[EXERCISE BRIEF]
Output all of the records exactly as written.

[EXTRACTED ENTRIES]
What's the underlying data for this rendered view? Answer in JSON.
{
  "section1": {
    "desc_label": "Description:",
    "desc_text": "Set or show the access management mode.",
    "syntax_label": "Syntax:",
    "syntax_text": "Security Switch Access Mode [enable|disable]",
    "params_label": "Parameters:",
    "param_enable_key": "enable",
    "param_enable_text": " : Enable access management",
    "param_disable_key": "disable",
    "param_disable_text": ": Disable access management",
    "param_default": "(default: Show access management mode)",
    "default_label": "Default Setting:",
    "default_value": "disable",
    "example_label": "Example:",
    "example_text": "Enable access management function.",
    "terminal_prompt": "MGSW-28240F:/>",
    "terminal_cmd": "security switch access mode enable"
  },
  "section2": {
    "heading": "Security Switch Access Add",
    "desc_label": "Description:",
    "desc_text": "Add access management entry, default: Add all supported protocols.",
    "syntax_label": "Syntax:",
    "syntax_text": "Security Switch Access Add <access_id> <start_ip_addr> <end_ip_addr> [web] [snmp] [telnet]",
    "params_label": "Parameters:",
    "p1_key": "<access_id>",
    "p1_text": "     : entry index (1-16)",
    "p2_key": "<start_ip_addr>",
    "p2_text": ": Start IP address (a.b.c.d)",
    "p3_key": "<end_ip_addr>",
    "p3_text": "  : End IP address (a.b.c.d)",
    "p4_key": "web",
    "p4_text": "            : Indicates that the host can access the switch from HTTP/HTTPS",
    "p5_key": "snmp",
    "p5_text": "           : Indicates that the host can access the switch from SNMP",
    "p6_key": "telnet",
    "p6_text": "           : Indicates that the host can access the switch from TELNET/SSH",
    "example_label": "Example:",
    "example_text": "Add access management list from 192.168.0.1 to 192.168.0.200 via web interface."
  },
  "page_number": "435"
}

[SOLUTION]
What's the underlying data for this rendered view? Answer in JSON.
{
  "section1": {
    "desc_label": "Description:",
    "desc_text": "Set or show the access management mode.",
    "syntax_label": "Syntax:",
    "syntax_text": "Security Switch Access Mode [enable|disable]",
    "params_label": "Parameters:",
    "param_enable_key": "enable",
    "param_enable_text": " : Enable access management",
    "param_disable_key": "disable",
    "param_disable_text": ": Disable access management",
    "param_default": "(default: Show access management mode)",
    "default_label": "Default Setting:",
    "default_value": "disable",
    "example_label": "Example:",
    "example_text": "Enable access management function.",
    "terminal_prompt": "MGSW-28240F:/>",
    "terminal_cmd": "security switch access mode enable"
  },
  "section2": {
    "heading": "Security Switch Access Add",
    "desc_label": "Description:",
    "desc_text": "Add access management entry, default: Add all supported protocols.",
    "syntax_label": "Syntax:",
    "syntax_text": "Security Switch Access Add <access_id> <start_ip_addr> <end_ip_addr> [web] [snmp] [telnet]",
    "params_label": "Parameters:",
    "p1_key": "<access_id>",
    "p1_text": "     : entry index (1-16)",
    "p2_key": "<start_ip_addr>",
    "p2_text": ": Start IP address (a.b.c.d)",
    "p3_key": "<end_ip_addr>",
    "p3_text": "  : End IP address (a.b.c.d)",
    "p4_key": "web",
    "p4_text": "            : Indicates that the host can access the switch from HTTP/HTTPS",
    "p5_key": "snmp",
    "p5_text": "           : Indicates that the host can access the switch from SNMP",
    "p6_key": "telnet",
    "p6_text": "           : Indicates that the host can access the switch from TELNET/SSH",
    "example_label": "Example:",
    "example_text": "Add access management list from 192.168.0.1 to 192.168.0.200 via web interface."
  },
  "page_number": "435"
}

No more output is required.